**Aufgabe 1**: Gib aus der Auflistung die Zeilen unverändert wieder, beginnend mit der Zeile, die „series-layer xyxy=(38,204,711,358)“ enthält, und endend mit der Zeile, die „ocean-glint-point xyxy=(519,232,529,242)“ enthält, beide eingeschlossen.

**Textauszug**:

********************

Volker Kleinophorst / 28.08.2020

Leugner sind Ketzer. Da weiß man doch, dass die Unrecht haben, ohne denen überhaupt zuzuhören. Diese Haltung ist selbstredend alternativlos. Es gab ja sogar Menschen die geleugnet haben, dass es in #Chemnitz Hetzjagden gegeben habe.

Klaus Klinner / 28.08.2020

Das Problem besteht schon seit Jahren nicht mehr darin, wer denn nun in welcher Frage „Recht hat“. Ich kann, als „leidenschaftsloser Pragmatiker“ häufig die Argumente aller konträr Beteiligten mehr oder weniger gut verstehen. Sicher bin ich mir, dass man viele konträren Punkte schnell aus der Welt schaffen könnte oder zumindest praktikable Kompromisse aushandeln, so man es denn wollte. Eines der Hauptprobleme sehe ich darin, dass die selbsternannte „politische Klasse“, allen voran die Kanzlerin plus von ihr abhängige Entourage, scheinbar glaubt in einem eigenen Kosmos zu leben und gegenüber uns, dem dämlichen Fußvolk, keinerlei Verpflichtung zu haben. Sie wursteln vor sich hin, haben sich eine eigene Gedankenwelt geschaffen und verwechseln diese mit der Realität des Lebens. Der Großteil der Medien ist hörig geworden und mit Andersdenkenden wird nicht diskutiert, sie werden von der Phalanx „politische Klasse“ und Medien schlichtweg mit pseudo-moralischen Sprüchen - nicht Argumenten - zermalmt. Die gegenwärtige gesellschaftliche Lage unseres Landes ähnelt für mich - aus der Erfahrung von Jahrzehnten - der Situation kurz vor dem ersten Blitz, wenn die schwarzen Wolke schon am Himmel stehen und in der Ferne der Donner bereits laut und dumpf grollt. Wenn der Blitz einschlägt, möchte ich nicht in der Nähe stehen.

********************

**Datensätze**:
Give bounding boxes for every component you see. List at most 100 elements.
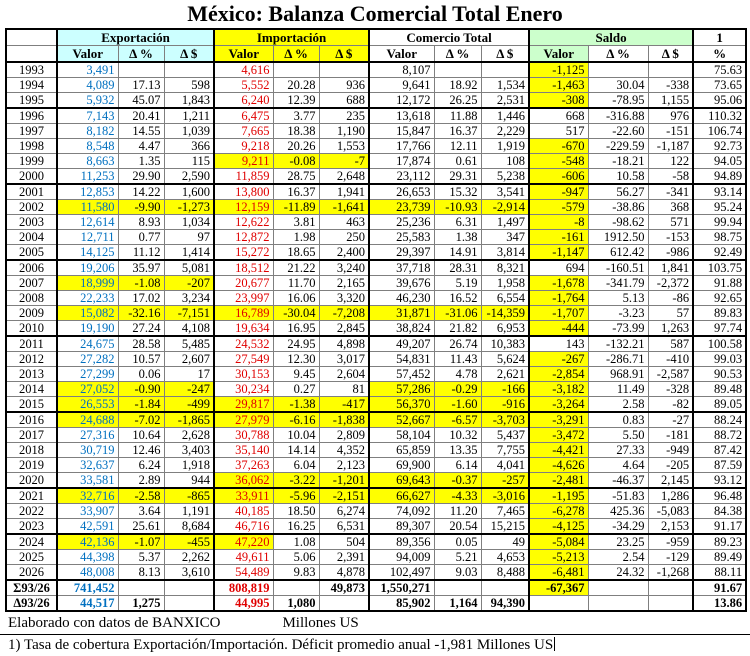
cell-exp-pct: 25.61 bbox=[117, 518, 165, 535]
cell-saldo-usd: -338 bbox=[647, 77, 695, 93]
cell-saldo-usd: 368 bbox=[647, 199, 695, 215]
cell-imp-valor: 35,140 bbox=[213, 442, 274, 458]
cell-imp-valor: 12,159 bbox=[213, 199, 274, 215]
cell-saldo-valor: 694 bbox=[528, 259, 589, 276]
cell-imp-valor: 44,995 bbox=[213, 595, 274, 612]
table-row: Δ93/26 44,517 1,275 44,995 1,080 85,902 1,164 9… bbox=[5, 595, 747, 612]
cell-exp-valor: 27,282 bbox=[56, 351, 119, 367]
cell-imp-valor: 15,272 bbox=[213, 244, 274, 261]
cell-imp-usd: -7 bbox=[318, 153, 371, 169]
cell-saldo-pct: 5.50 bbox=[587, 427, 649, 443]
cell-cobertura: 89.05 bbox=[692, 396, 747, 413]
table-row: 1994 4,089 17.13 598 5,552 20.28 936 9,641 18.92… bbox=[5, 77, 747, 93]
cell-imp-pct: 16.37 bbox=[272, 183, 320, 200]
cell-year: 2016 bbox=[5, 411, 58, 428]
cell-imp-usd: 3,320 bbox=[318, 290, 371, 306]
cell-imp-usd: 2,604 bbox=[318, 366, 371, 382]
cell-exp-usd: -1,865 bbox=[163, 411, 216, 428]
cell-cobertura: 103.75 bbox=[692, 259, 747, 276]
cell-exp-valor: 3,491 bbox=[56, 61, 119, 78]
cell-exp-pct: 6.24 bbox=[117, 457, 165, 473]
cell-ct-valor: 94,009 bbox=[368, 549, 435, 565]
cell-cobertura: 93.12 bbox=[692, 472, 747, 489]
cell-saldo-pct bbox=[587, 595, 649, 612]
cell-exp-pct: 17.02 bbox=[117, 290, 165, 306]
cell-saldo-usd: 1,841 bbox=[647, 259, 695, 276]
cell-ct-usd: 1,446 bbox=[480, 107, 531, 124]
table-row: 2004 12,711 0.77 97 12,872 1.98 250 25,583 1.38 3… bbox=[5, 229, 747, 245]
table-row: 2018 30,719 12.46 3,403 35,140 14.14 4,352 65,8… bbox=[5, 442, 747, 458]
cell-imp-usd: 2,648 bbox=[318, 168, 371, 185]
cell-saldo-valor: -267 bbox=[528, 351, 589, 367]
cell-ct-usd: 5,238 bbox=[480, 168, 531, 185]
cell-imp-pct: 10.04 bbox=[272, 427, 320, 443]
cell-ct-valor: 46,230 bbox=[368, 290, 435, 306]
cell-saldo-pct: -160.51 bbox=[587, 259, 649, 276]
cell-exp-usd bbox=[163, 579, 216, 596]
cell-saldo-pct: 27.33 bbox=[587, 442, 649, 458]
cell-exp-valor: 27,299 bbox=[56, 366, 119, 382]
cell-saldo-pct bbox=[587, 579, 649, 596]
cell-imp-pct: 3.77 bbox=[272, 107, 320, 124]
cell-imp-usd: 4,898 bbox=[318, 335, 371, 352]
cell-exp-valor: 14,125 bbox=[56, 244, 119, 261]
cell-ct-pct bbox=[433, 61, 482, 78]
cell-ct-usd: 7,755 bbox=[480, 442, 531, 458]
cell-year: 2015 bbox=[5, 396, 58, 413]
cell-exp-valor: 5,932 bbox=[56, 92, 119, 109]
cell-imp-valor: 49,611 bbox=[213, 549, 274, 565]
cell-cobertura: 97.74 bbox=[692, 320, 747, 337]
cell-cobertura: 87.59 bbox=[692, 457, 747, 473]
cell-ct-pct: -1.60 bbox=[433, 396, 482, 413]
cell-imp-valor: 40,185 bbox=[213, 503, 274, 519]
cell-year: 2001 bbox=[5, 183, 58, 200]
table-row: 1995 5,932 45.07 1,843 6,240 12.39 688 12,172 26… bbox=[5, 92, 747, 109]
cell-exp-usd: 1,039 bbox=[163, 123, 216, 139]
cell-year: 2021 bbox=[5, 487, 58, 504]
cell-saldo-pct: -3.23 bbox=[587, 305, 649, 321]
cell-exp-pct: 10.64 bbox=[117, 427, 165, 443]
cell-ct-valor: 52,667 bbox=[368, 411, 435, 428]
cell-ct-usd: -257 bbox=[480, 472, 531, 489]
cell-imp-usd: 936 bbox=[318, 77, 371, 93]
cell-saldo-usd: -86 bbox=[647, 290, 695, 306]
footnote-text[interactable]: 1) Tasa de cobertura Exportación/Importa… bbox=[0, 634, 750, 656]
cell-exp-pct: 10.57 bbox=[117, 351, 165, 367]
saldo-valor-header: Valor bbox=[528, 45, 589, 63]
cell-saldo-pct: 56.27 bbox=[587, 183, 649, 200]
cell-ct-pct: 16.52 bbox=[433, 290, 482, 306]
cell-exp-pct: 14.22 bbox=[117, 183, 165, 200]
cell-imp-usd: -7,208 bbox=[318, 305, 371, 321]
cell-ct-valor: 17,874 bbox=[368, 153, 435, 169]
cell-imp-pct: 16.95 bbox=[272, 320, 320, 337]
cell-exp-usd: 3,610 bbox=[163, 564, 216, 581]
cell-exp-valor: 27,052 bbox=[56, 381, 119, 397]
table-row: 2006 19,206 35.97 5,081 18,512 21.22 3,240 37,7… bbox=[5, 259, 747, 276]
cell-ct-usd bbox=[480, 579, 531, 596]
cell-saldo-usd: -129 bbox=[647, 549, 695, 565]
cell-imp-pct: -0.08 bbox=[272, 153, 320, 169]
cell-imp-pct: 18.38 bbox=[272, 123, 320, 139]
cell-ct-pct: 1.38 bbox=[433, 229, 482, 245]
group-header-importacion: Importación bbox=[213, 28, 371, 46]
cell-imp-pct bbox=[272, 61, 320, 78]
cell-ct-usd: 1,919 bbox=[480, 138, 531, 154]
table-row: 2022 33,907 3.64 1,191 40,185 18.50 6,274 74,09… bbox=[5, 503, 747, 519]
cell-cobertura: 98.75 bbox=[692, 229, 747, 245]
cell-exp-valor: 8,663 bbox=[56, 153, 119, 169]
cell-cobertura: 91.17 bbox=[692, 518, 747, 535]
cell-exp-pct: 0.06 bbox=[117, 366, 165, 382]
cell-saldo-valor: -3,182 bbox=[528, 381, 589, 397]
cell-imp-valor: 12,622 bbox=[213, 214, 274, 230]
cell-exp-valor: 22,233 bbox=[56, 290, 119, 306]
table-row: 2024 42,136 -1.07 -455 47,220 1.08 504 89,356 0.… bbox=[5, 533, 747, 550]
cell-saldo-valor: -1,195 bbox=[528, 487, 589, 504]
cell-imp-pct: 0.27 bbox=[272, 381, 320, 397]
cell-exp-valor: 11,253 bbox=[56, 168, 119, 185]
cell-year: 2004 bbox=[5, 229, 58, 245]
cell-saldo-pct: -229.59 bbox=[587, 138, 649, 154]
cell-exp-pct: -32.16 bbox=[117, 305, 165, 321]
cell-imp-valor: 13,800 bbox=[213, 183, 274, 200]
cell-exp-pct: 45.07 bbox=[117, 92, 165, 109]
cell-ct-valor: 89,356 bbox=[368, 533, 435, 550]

********************

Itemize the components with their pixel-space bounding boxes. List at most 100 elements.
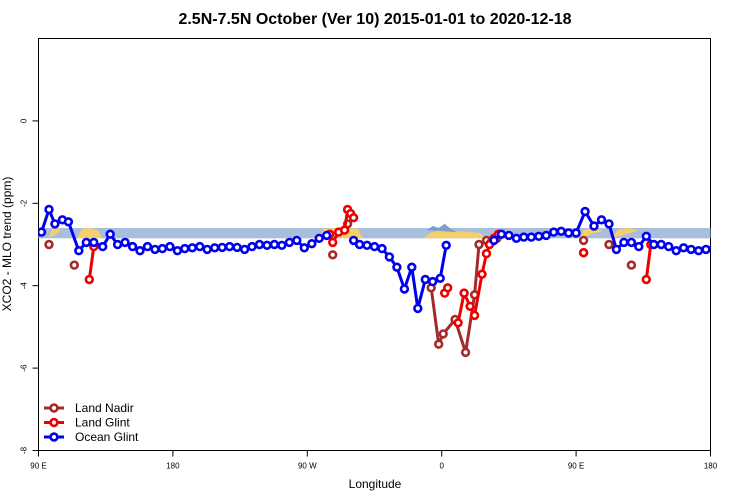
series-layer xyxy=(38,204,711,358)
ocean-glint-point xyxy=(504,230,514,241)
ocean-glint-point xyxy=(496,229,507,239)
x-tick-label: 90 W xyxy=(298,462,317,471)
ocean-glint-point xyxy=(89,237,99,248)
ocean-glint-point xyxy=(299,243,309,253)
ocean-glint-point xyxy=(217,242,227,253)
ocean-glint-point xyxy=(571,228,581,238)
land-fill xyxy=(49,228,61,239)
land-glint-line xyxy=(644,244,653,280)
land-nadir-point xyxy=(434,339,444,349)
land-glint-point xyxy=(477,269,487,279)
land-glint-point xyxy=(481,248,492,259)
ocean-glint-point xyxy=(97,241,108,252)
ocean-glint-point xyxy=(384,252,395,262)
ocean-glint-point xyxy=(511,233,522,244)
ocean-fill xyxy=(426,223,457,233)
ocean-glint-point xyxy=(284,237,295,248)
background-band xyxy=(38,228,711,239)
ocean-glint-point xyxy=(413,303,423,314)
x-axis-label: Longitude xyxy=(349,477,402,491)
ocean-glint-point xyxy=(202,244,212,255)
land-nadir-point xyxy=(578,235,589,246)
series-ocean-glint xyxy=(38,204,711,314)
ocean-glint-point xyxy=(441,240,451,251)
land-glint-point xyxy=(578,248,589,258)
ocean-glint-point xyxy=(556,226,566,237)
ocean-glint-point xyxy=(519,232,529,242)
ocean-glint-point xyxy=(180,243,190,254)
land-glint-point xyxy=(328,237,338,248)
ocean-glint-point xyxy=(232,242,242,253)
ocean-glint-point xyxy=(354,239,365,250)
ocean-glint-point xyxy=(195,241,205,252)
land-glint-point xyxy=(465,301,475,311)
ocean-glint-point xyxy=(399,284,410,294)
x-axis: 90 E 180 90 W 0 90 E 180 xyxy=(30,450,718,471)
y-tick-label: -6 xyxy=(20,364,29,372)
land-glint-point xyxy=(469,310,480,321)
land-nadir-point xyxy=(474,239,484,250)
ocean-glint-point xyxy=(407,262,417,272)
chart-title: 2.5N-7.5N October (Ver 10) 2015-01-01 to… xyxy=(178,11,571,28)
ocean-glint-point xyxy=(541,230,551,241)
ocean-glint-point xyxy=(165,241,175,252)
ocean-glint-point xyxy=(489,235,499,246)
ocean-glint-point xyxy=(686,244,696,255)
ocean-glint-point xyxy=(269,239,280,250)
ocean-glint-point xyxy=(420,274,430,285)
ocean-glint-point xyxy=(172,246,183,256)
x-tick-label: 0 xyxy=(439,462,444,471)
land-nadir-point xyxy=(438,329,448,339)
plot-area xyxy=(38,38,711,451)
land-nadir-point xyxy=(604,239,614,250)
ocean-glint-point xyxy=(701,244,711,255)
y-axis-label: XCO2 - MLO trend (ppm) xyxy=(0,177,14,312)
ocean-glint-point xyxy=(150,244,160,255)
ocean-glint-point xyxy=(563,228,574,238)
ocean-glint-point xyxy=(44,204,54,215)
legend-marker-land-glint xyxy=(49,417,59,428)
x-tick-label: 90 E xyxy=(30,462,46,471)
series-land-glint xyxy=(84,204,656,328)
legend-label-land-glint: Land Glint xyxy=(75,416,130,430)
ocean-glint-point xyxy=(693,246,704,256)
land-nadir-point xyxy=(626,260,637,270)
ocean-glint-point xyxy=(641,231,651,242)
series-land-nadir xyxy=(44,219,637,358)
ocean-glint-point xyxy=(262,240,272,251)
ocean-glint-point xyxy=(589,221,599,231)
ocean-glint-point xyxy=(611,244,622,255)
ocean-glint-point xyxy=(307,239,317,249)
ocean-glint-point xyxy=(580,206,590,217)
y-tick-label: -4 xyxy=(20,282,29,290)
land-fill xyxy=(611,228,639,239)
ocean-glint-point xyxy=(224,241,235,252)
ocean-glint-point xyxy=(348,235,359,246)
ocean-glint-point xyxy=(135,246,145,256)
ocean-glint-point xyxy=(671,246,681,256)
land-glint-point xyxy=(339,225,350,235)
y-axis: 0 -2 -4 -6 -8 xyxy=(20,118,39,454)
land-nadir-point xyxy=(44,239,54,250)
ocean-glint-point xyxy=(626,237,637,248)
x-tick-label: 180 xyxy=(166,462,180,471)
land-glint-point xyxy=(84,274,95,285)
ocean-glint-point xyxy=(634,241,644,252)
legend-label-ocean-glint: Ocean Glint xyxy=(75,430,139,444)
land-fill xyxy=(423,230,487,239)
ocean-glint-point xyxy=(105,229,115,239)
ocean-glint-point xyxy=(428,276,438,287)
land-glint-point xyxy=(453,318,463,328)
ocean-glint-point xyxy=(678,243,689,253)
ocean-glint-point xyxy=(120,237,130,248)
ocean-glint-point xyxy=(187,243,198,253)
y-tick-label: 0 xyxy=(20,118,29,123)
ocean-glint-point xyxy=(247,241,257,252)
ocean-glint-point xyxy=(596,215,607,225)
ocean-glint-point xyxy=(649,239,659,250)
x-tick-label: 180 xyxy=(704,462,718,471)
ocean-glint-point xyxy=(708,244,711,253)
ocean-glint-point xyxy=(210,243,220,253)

********************

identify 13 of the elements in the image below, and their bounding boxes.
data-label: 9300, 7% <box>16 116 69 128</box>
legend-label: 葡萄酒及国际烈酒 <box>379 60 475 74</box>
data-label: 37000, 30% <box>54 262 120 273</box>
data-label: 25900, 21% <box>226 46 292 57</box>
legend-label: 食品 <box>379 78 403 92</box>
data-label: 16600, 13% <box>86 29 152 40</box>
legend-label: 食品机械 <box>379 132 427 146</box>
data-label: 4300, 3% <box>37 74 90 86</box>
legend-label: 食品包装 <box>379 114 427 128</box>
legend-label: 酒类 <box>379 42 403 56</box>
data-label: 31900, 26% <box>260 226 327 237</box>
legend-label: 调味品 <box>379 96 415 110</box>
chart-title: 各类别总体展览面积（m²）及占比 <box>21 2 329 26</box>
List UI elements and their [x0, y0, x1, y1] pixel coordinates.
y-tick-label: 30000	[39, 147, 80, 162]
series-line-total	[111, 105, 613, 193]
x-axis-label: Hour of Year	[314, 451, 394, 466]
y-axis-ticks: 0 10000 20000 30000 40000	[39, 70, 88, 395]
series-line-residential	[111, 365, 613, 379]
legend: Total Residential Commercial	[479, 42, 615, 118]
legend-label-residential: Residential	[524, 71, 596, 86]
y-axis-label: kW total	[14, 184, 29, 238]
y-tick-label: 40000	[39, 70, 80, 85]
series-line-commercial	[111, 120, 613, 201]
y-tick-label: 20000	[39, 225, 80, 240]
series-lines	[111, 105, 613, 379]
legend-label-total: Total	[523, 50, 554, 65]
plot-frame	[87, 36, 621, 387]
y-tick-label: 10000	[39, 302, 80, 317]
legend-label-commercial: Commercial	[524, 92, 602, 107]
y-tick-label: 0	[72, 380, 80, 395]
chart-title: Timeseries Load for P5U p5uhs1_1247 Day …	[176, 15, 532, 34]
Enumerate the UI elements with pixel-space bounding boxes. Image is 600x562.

********************

**Aufgabe 2**: Nenne alle Ausdrücke, die im Textauszug in Anführungszeichen stehen, und führe jeden nur einmal auf.

**Lösung 1**:
series-layer xyxy=(38,204,711,358)
ocean-glint-point xyxy=(504,230,514,241)
ocean-glint-point xyxy=(496,229,507,239)
x-tick-label: 90 W xyxy=(298,462,317,471)
ocean-glint-point xyxy=(89,237,99,248)
ocean-glint-point xyxy=(299,243,309,253)
ocean-glint-point xyxy=(217,242,227,253)
ocean-glint-point xyxy=(571,228,581,238)
land-fill xyxy=(49,228,61,239)
land-glint-line xyxy=(644,244,653,280)
land-nadir-point xyxy=(434,339,444,349)
land-glint-point xyxy=(477,269,487,279)
land-glint-point xyxy=(481,248,492,259)
ocean-glint-point xyxy=(97,241,108,252)
ocean-glint-point xyxy=(384,252,395,262)
ocean-glint-point xyxy=(511,233,522,244)
ocean-fill xyxy=(426,223,457,233)
ocean-glint-point xyxy=(284,237,295,248)
background-band xyxy=(38,228,711,239)
ocean-glint-point xyxy=(413,303,423,314)
x-axis-label: Longitude xyxy=(349,477,402,491)
ocean-glint-point xyxy=(202,244,212,255)
land-nadir-point xyxy=(578,235,589,246)
series-ocean-glint xyxy=(38,204,711,314)
ocean-glint-point xyxy=(441,240,451,251)
land-glint-point xyxy=(578,248,589,258)
ocean-glint-point xyxy=(556,226,566,237)
ocean-glint-point xyxy=(519,232,529,242)

**Lösung 2**:
- Recht hat
- leidenschaftsloser Pragmatiker
- politische Klasse